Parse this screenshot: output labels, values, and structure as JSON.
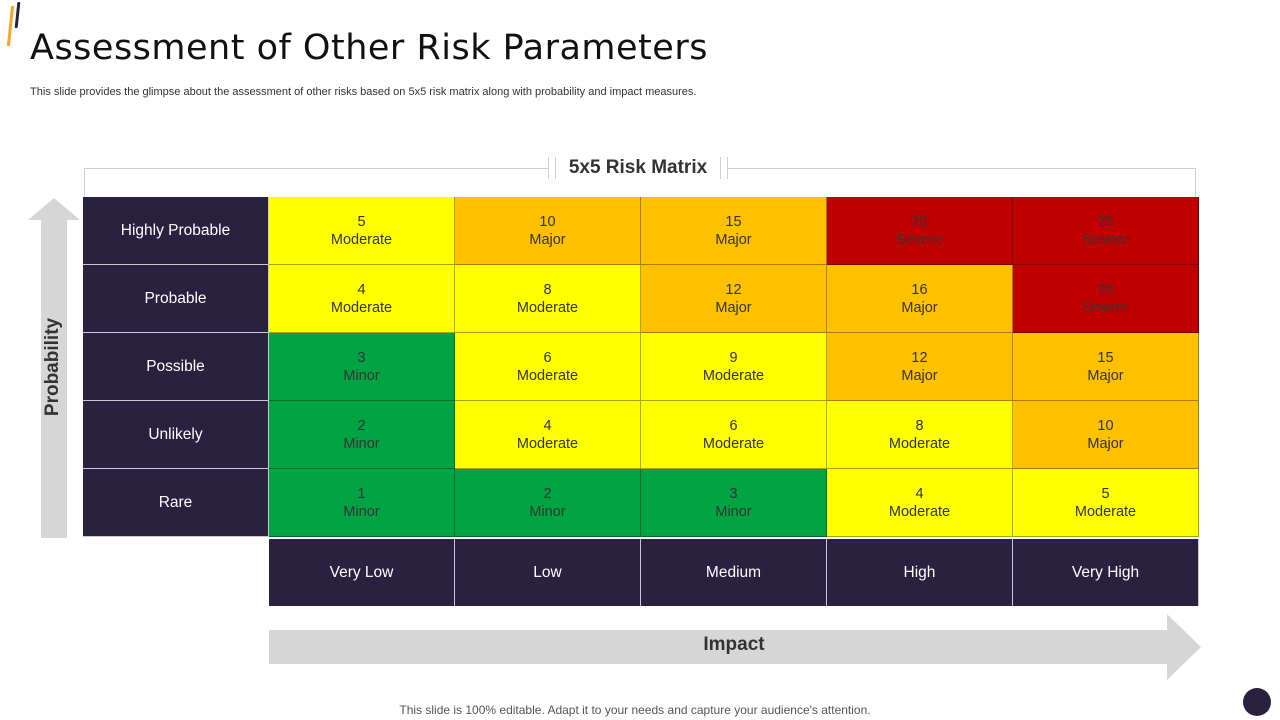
{
  "title": "Assessment of Other Risk Parameters",
  "subtitle": "This slide provides the glimpse about the assessment of other risks based on 5x5 risk matrix along with probability and impact measures.",
  "matrix": {
    "title": "5x5 Risk Matrix",
    "probability_label": "Probability",
    "impact_label": "Impact",
    "rows": [
      {
        "label": "Highly Probable",
        "cells": [
          {
            "score": "5",
            "level": "Moderate"
          },
          {
            "score": "10",
            "level": "Major"
          },
          {
            "score": "15",
            "level": "Major"
          },
          {
            "score": "20",
            "level": "Severe"
          },
          {
            "score": "25",
            "level": "Severe"
          }
        ]
      },
      {
        "label": "Probable",
        "cells": [
          {
            "score": "4",
            "level": "Moderate"
          },
          {
            "score": "8",
            "level": "Moderate"
          },
          {
            "score": "12",
            "level": "Major"
          },
          {
            "score": "16",
            "level": "Major"
          },
          {
            "score": "20",
            "level": "Severe"
          }
        ]
      },
      {
        "label": "Possible",
        "cells": [
          {
            "score": "3",
            "level": "Minor"
          },
          {
            "score": "6",
            "level": "Moderate"
          },
          {
            "score": "9",
            "level": "Moderate"
          },
          {
            "score": "12",
            "level": "Major"
          },
          {
            "score": "15",
            "level": "Major"
          }
        ]
      },
      {
        "label": "Unlikely",
        "cells": [
          {
            "score": "2",
            "level": "Minor"
          },
          {
            "score": "4",
            "level": "Moderate"
          },
          {
            "score": "6",
            "level": "Moderate"
          },
          {
            "score": "8",
            "level": "Moderate"
          },
          {
            "score": "10",
            "level": "Major"
          }
        ]
      },
      {
        "label": "Rare",
        "cells": [
          {
            "score": "1",
            "level": "Minor"
          },
          {
            "score": "2",
            "level": "Minor"
          },
          {
            "score": "3",
            "level": "Minor"
          },
          {
            "score": "4",
            "level": "Moderate"
          },
          {
            "score": "5",
            "level": "Moderate"
          }
        ]
      }
    ],
    "columns": [
      "Very Low",
      "Low",
      "Medium",
      "High",
      "Very High"
    ]
  },
  "colors": {
    "Minor": "#00a443",
    "Moderate": "#ffff00",
    "Major": "#ffc000",
    "Severe": "#c00000",
    "header": "#2a2140",
    "arrow": "#d6d6d6"
  },
  "footer": "This slide is 100% editable. Adapt it to your needs and capture your audience's attention."
}
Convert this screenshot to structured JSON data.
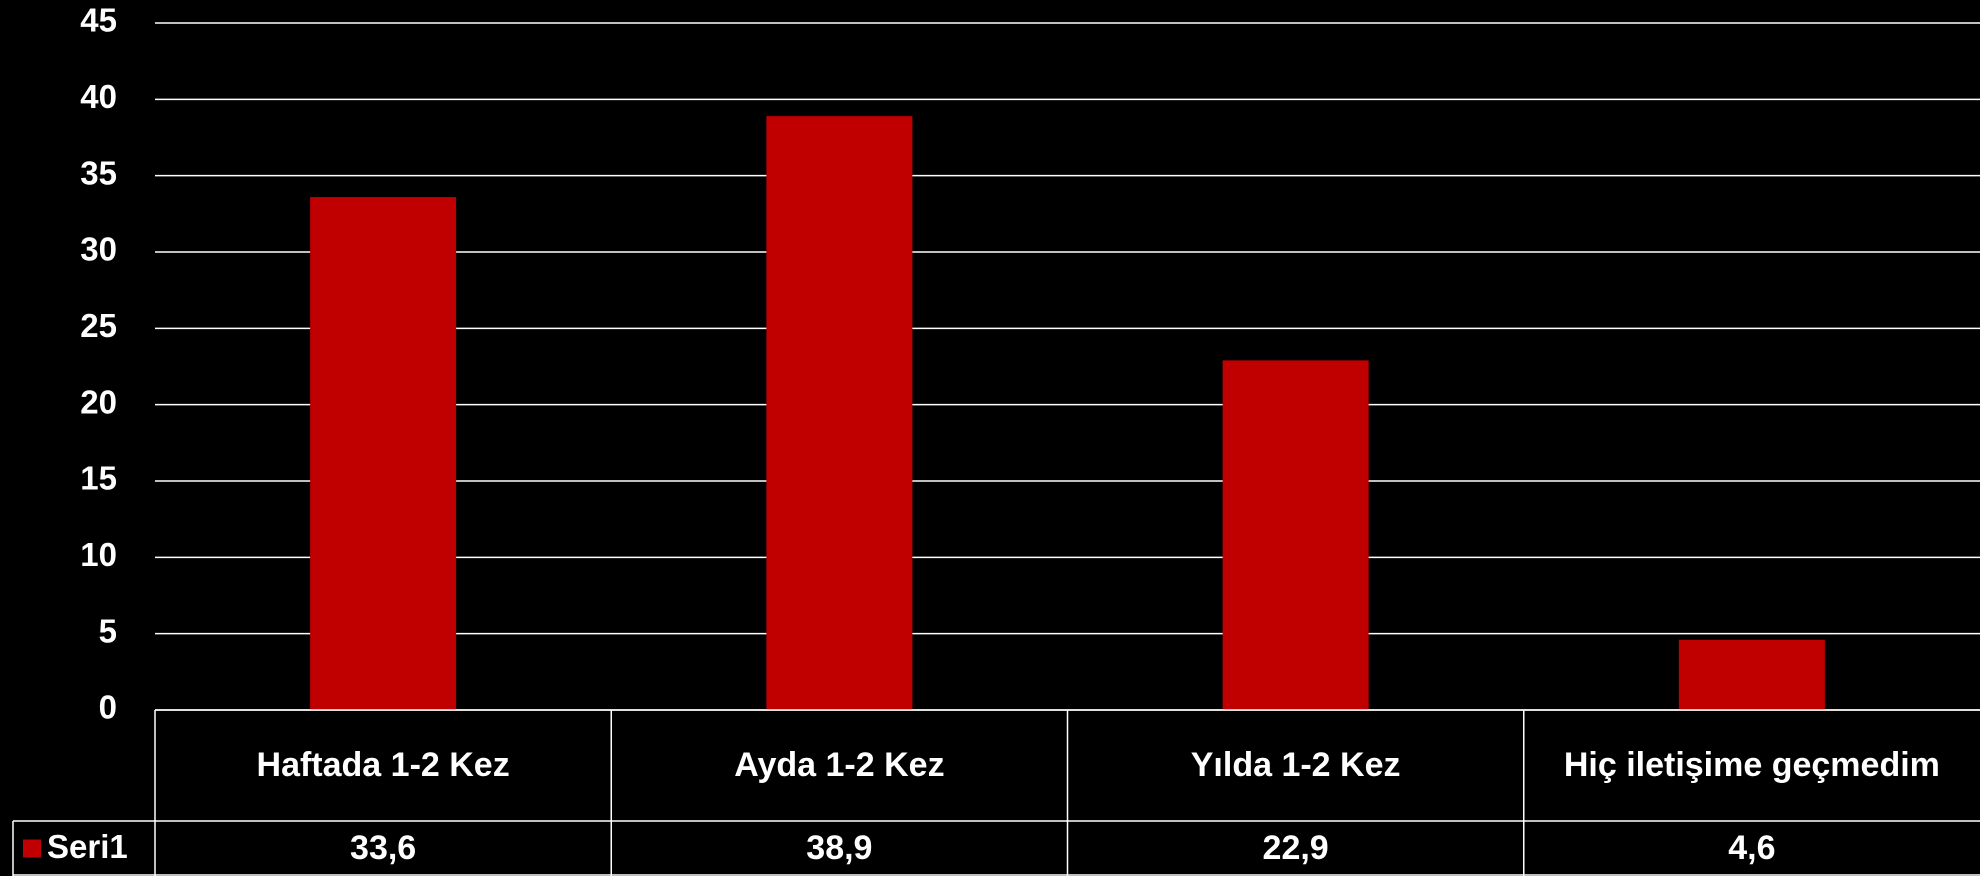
{
  "chart_data": {
    "type": "bar",
    "categories": [
      "Haftada 1-2 Kez",
      "Ayda 1-2 Kez",
      "Yılda 1-2 Kez",
      "Hiç iletişime geçmedim"
    ],
    "series": [
      {
        "name": "Seri1",
        "color": "#c00000",
        "values": [
          33.6,
          38.9,
          22.9,
          4.6
        ],
        "value_labels": [
          "33,6",
          "38,9",
          "22,9",
          "4,6"
        ]
      }
    ],
    "ylim": [
      0,
      45
    ],
    "yticks": [
      0,
      5,
      10,
      15,
      20,
      25,
      30,
      35,
      40,
      45
    ],
    "grid": true,
    "data_table": true
  }
}
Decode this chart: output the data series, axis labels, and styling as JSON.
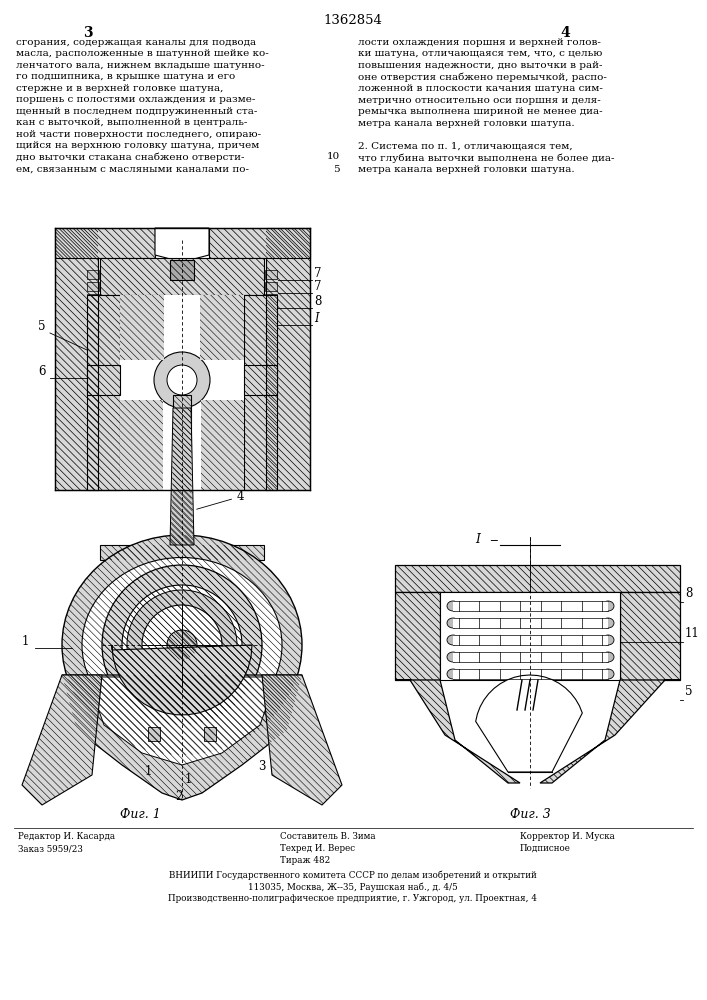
{
  "patent_number": "1362854",
  "page_left": "3",
  "page_right": "4",
  "background_color": "#ffffff",
  "text_color": "#000000",
  "text_left": "сгорания, содержащая каналы для подвода\nмасла, расположенные в шатунной шейке ко-\nленчатого вала, нижнем вкладыше шатунно-\nго подшипника, в крышке шатуна и его\nстержне и в верхней головке шатуна,\nпоршень с полостями охлаждения и разме-\nщенный в последнем подпружиненный ста-\nкан с выточкой, выполненной в централь-\nной части поверхности последнего, опираю-\nщийся на верхнюю головку шатуна, причем\nдно выточки стакана снабжено отверсти-\nем, связанным с масляными каналами по-",
  "text_right": "лости охлаждения поршня и верхней голов-\nки шатуна, отличающаяся тем, что, с целью\nповышения надежности, дно выточки в рай-\nоне отверстия снабжено перемычкой, распо-\nложенной в плоскости качания шатуна сим-\nметрично относительно оси поршня и деля-\nремычка выполнена шириной не менее диа-\nметра канала верхней головки шатупа.\n\n2. Система по п. 1, отличающаяся тем,\nчто глубина выточки выполнена не более диа-\nметра канала верхней головки шатуна.",
  "fig1_label": "Фиг. 1",
  "fig3_label": "Фиг. 3",
  "editor_line1": "Редактор И. Касарда",
  "editor_line2": "Заказ 5959/23",
  "composer_line1": "Составитель В. Зима",
  "techred_line1": "Техред И. Верес",
  "techred_line2": "Тираж 482",
  "corrector_line1": "Корректор И. Муска",
  "corrector_line2": "Подписное",
  "vniipmi_line1": "ВНИИПИ Государственного комитета СССР по делам изобретений и открытий",
  "vniipmi_line2": "113035, Москва, Ж--35, Раушская наб., д. 4/5",
  "vniipmi_line3": "Производственно-полиграфическое предприятие, г. Ужгород, ул. Проектная, 4"
}
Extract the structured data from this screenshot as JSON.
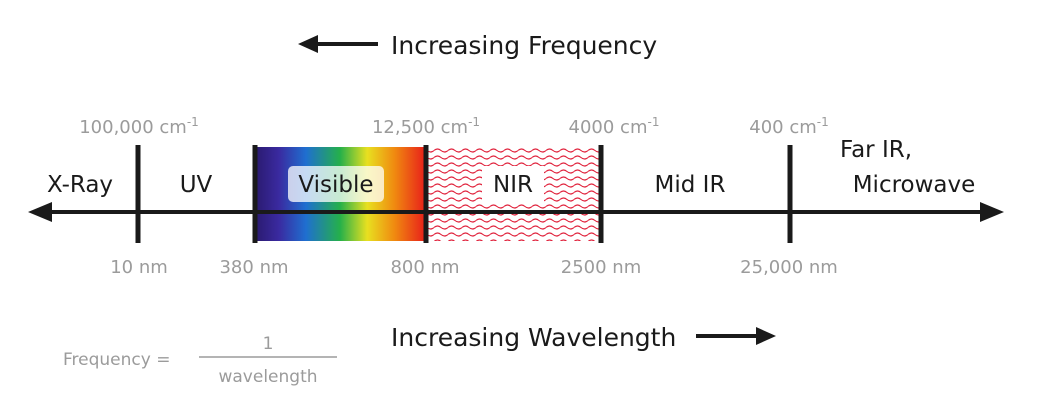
{
  "headers": {
    "frequency": "Increasing Frequency",
    "wavelength": "Increasing Wavelength"
  },
  "regions": {
    "xray": "X-Ray",
    "uv": "UV",
    "visible": "Visible",
    "nir": "NIR",
    "midir": "Mid IR",
    "farir_line1": "Far IR,",
    "farir_line2": "Microwave"
  },
  "wavenumbers": [
    {
      "value": "100,000 cm",
      "exp": "-1"
    },
    {
      "value": "12,500 cm",
      "exp": "-1"
    },
    {
      "value": "4000 cm",
      "exp": "-1"
    },
    {
      "value": "400 cm",
      "exp": "-1"
    }
  ],
  "wavelengths": [
    "10 nm",
    "380 nm",
    "800 nm",
    "2500 nm",
    "25,000 nm"
  ],
  "formula": {
    "lhs": "Frequency =",
    "numerator": "1",
    "denominator": "wavelength"
  },
  "colors": {
    "axis": "#1a1a1a",
    "label_gray": "#9b9b9b",
    "nir_hatch": "#e0203a",
    "visible_gradient": [
      "#2a1a6e",
      "#3a2aa0",
      "#1f6fd0",
      "#25b04a",
      "#e8e020",
      "#f08a10",
      "#e8201a"
    ]
  }
}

━━━━━━━━━━━━━━━━━━━━━━━━━━━━━━

_Task requirements_
Leave out each picture and extract the lines from the one containing "Extract the structured" through the end of the records above, inclusive, exactly as they stand.

_Exercise result_
Extract the structured data from this screenshot as JSON.
{
  "headers": {
    "frequency": "Increasing Frequency",
    "wavelength": "Increasing Wavelength"
  },
  "regions": {
    "xray": "X-Ray",
    "uv": "UV",
    "visible": "Visible",
    "nir": "NIR",
    "midir": "Mid IR",
    "farir_line1": "Far IR,",
    "farir_line2": "Microwave"
  },
  "wavenumbers": [
    {
      "value": "100,000 cm",
      "exp": "-1"
    },
    {
      "value": "12,500 cm",
      "exp": "-1"
    },
    {
      "value": "4000 cm",
      "exp": "-1"
    },
    {
      "value": "400 cm",
      "exp": "-1"
    }
  ],
  "wavelengths": [
    "10 nm",
    "380 nm",
    "800 nm",
    "2500 nm",
    "25,000 nm"
  ],
  "formula": {
    "lhs": "Frequency =",
    "numerator": "1",
    "denominator": "wavelength"
  },
  "colors": {
    "axis": "#1a1a1a",
    "label_gray": "#9b9b9b",
    "nir_hatch": "#e0203a",
    "visible_gradient": [
      "#2a1a6e",
      "#3a2aa0",
      "#1f6fd0",
      "#25b04a",
      "#e8e020",
      "#f08a10",
      "#e8201a"
    ]
  }
}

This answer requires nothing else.